--- GIVEN INFORMATION ---
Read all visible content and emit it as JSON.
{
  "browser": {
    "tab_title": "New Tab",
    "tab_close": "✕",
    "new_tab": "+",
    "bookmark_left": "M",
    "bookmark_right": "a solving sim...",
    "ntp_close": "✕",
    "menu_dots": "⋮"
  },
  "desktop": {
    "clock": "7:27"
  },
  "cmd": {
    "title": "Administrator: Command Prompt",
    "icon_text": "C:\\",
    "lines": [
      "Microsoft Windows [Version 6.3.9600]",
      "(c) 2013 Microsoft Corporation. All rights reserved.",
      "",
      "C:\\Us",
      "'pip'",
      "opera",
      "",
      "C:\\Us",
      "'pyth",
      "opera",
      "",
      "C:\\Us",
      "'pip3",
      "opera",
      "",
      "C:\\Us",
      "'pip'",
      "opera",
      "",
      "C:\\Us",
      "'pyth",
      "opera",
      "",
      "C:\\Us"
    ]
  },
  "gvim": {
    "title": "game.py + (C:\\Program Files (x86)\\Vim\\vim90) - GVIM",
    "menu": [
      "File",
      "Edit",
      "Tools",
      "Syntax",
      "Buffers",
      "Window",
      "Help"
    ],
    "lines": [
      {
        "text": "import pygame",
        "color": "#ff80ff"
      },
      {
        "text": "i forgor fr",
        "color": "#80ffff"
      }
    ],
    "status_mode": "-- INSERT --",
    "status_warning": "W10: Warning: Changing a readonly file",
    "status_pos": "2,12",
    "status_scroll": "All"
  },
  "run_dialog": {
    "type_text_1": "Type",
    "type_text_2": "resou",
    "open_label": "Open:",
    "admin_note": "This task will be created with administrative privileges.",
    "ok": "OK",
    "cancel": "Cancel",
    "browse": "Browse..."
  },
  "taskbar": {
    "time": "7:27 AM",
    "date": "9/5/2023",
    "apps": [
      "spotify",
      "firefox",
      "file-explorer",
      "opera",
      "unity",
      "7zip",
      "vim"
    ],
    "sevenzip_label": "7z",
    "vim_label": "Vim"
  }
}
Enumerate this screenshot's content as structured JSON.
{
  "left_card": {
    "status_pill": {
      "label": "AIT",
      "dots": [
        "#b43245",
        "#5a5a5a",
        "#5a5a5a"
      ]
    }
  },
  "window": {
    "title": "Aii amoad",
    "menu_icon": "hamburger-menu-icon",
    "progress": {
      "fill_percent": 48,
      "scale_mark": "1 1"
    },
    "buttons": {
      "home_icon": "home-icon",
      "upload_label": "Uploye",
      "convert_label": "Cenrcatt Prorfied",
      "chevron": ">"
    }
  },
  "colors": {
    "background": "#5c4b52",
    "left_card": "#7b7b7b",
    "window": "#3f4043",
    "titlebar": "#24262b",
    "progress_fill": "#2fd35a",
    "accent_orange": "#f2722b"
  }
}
---
WHAT IS REQUIRED >> Go through the listing above line by line and say how many lines hold the word "JSON". Reply with that number only.

PROBLEM SOLUTION >> 2